Task data —
===
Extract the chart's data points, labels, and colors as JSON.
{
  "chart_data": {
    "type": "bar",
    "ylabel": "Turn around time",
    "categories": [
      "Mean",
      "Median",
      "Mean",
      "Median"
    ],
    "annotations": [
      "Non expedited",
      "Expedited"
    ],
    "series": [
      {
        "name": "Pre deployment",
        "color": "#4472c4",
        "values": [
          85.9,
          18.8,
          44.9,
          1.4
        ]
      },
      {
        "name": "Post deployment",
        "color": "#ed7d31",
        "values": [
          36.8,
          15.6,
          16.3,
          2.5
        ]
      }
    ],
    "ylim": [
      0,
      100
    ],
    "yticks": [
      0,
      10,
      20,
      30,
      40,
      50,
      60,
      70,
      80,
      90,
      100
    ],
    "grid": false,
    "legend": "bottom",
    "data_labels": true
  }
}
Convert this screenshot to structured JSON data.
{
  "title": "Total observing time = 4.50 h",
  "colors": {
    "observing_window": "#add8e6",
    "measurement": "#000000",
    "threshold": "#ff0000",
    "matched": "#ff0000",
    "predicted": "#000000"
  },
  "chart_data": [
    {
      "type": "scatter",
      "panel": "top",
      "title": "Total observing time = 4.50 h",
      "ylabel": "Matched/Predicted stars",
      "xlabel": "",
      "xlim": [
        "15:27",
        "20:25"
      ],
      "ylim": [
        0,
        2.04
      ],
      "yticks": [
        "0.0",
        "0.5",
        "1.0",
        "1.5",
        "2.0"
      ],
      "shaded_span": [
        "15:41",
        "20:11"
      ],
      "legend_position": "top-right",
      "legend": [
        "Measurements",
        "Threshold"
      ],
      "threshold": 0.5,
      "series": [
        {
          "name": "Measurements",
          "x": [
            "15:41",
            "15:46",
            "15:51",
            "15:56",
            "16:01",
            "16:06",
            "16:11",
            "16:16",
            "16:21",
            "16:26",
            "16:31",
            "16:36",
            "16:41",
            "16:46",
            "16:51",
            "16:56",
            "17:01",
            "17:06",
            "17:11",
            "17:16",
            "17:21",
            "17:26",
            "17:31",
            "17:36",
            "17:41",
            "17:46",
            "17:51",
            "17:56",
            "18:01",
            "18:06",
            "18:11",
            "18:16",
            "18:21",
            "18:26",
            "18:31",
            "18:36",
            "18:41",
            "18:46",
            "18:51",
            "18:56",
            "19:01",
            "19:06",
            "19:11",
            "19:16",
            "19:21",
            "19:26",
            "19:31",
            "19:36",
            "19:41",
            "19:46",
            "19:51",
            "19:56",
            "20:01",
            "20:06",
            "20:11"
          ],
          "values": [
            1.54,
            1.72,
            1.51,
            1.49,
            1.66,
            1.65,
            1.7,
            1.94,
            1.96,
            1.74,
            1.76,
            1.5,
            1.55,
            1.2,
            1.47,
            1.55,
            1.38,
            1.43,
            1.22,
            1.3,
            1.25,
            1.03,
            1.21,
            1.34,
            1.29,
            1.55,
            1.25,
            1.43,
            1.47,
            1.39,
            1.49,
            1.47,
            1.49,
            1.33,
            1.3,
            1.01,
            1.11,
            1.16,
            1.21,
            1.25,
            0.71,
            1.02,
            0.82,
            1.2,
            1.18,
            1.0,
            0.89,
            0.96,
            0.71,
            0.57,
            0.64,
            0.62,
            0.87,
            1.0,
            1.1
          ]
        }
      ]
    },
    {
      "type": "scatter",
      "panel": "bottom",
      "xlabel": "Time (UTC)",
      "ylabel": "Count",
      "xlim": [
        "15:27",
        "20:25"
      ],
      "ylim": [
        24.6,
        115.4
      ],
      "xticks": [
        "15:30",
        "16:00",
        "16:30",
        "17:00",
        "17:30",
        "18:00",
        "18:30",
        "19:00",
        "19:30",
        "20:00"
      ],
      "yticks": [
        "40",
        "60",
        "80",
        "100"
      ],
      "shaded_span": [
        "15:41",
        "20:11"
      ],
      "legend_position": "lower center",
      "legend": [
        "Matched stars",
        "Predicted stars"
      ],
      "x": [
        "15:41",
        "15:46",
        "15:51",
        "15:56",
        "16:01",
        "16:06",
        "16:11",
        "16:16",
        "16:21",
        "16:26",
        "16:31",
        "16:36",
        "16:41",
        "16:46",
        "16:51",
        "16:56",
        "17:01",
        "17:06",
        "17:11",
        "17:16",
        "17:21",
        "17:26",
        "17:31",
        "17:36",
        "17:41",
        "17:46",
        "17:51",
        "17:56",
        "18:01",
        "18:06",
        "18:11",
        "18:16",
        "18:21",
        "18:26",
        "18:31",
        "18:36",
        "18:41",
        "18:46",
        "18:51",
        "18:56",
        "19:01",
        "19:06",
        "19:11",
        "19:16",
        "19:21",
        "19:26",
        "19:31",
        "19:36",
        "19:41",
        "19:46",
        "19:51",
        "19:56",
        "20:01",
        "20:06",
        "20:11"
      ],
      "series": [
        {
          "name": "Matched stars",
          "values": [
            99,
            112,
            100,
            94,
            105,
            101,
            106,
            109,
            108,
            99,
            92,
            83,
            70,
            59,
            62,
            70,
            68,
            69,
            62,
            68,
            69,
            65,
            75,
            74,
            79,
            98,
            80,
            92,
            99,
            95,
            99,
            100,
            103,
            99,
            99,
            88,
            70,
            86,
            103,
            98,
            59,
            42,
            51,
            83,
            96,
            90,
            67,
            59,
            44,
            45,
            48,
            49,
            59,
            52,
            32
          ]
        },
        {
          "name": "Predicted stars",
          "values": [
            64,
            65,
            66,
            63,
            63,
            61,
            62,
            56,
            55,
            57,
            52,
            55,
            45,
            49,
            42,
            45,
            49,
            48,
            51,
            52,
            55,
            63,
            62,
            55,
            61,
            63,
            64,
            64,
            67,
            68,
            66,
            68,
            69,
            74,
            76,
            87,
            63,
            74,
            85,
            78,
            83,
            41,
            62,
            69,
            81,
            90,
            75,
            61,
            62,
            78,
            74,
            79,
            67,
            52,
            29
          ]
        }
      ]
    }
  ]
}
===
Task prompt —
All of the entries must be written out exactly as they stand.

Output for this exercise —
Extract the chart's data points, labels, and colors as JSON.
{
  "chart_data": {
    "type": "bar",
    "ylabel": "Turn around time",
    "categories": [
      "Mean",
      "Median",
      "Mean",
      "Median"
    ],
    "annotations": [
      "Non expedited",
      "Expedited"
    ],
    "series": [
      {
        "name": "Pre deployment",
        "color": "#4472c4",
        "values": [
          85.9,
          18.8,
          44.9,
          1.4
        ]
      },
      {
        "name": "Post deployment",
        "color": "#ed7d31",
        "values": [
          36.8,
          15.6,
          16.3,
          2.5
        ]
      }
    ],
    "ylim": [
      0,
      100
    ],
    "yticks": [
      0,
      10,
      20,
      30,
      40,
      50,
      60,
      70,
      80,
      90,
      100
    ],
    "grid": false,
    "legend": "bottom",
    "data_labels": true
  }
}
Convert this screenshot to structured JSON data.
{
  "title": "Total observing time = 4.50 h",
  "colors": {
    "observing_window": "#add8e6",
    "measurement": "#000000",
    "threshold": "#ff0000",
    "matched": "#ff0000",
    "predicted": "#000000"
  },
  "chart_data": [
    {
      "type": "scatter",
      "panel": "top",
      "title": "Total observing time = 4.50 h",
      "ylabel": "Matched/Predicted stars",
      "xlabel": "",
      "xlim": [
        "15:27",
        "20:25"
      ],
      "ylim": [
        0,
        2.04
      ],
      "yticks": [
        "0.0",
        "0.5",
        "1.0",
        "1.5",
        "2.0"
      ],
      "shaded_span": [
        "15:41",
        "20:11"
      ],
      "legend_position": "top-right",
      "legend": [
        "Measurements",
        "Threshold"
      ],
      "threshold": 0.5,
      "series": [
        {
          "name": "Measurements",
          "x": [
            "15:41",
            "15:46",
            "15:51",
            "15:56",
            "16:01",
            "16:06",
            "16:11",
            "16:16",
            "16:21",
            "16:26",
            "16:31",
            "16:36",
            "16:41",
            "16:46",
            "16:51",
            "16:56",
            "17:01",
            "17:06",
            "17:11",
            "17:16",
            "17:21",
            "17:26",
            "17:31",
            "17:36",
            "17:41",
            "17:46",
            "17:51",
            "17:56",
            "18:01",
            "18:06",
            "18:11",
            "18:16",
            "18:21",
            "18:26",
            "18:31",
            "18:36",
            "18:41",
            "18:46",
            "18:51",
            "18:56",
            "19:01",
            "19:06",
            "19:11",
            "19:16",
            "19:21",
            "19:26",
            "19:31",
            "19:36",
            "19:41",
            "19:46",
            "19:51",
            "19:56",
            "20:01",
            "20:06",
            "20:11"
          ],
          "values": [
            1.54,
            1.72,
            1.51,
            1.49,
            1.66,
            1.65,
            1.7,
            1.94,
            1.96,
            1.74,
            1.76,
            1.5,
            1.55,
            1.2,
            1.47,
            1.55,
            1.38,
            1.43,
            1.22,
            1.3,
            1.25,
            1.03,
            1.21,
            1.34,
            1.29,
            1.55,
            1.25,
            1.43,
            1.47,
            1.39,
            1.49,
            1.47,
            1.49,
            1.33,
            1.3,
            1.01,
            1.11,
            1.16,
            1.21,
            1.25,
            0.71,
            1.02,
            0.82,
            1.2,
            1.18,
            1.0,
            0.89,
            0.96,
            0.71,
            0.57,
            0.64,
            0.62,
            0.87,
            1.0,
            1.1
          ]
        }
      ]
    },
    {
      "type": "scatter",
      "panel": "bottom",
      "xlabel": "Time (UTC)",
      "ylabel": "Count",
      "xlim": [
        "15:27",
        "20:25"
      ],
      "ylim": [
        24.6,
        115.4
      ],
      "xticks": [
        "15:30",
        "16:00",
        "16:30",
        "17:00",
        "17:30",
        "18:00",
        "18:30",
        "19:00",
        "19:30",
        "20:00"
      ],
      "yticks": [
        "40",
        "60",
        "80",
        "100"
      ],
      "shaded_span": [
        "15:41",
        "20:11"
      ],
      "legend_position": "lower center",
      "legend": [
        "Matched stars",
        "Predicted stars"
      ],
      "x": [
        "15:41",
        "15:46",
        "15:51",
        "15:56",
        "16:01",
        "16:06",
        "16:11",
        "16:16",
        "16:21",
        "16:26",
        "16:31",
        "16:36",
        "16:41",
        "16:46",
        "16:51",
        "16:56",
        "17:01",
        "17:06",
        "17:11",
        "17:16",
        "17:21",
        "17:26",
        "17:31",
        "17:36",
        "17:41",
        "17:46",
        "17:51",
        "17:56",
        "18:01",
        "18:06",
        "18:11",
        "18:16",
        "18:21",
        "18:26",
        "18:31",
        "18:36",
        "18:41",
        "18:46",
        "18:51",
        "18:56",
        "19:01",
        "19:06",
        "19:11",
        "19:16",
        "19:21",
        "19:26",
        "19:31",
        "19:36",
        "19:41",
        "19:46",
        "19:51",
        "19:56",
        "20:01",
        "20:06",
        "20:11"
      ],
      "series": [
        {
          "name": "Matched stars",
          "values": [
            99,
            112,
            100,
            94,
            105,
            101,
            106,
            109,
            108,
            99,
            92,
            83,
            70,
            59,
            62,
            70,
            68,
            69,
            62,
            68,
            69,
            65,
            75,
            74,
            79,
            98,
            80,
            92,
            99,
            95,
            99,
            100,
            103,
            99,
            99,
            88,
            70,
            86,
            103,
            98,
            59,
            42,
            51,
            83,
            96,
            90,
            67,
            59,
            44,
            45,
            48,
            49,
            59,
            52,
            32
          ]
        },
        {
          "name": "Predicted stars",
          "values": [
            64,
            65,
            66,
            63,
            63,
            61,
            62,
            56,
            55,
            57,
            52,
            55,
            45,
            49,
            42,
            45,
            49,
            48,
            51,
            52,
            55,
            63,
            62,
            55,
            61,
            63,
            64,
            64,
            67,
            68,
            66,
            68,
            69,
            74,
            76,
            87,
            63,
            74,
            85,
            78,
            83,
            41,
            62,
            69,
            81,
            90,
            75,
            61,
            62,
            78,
            74,
            79,
            67,
            52,
            29
          ]
        }
      ]
    }
  ]
}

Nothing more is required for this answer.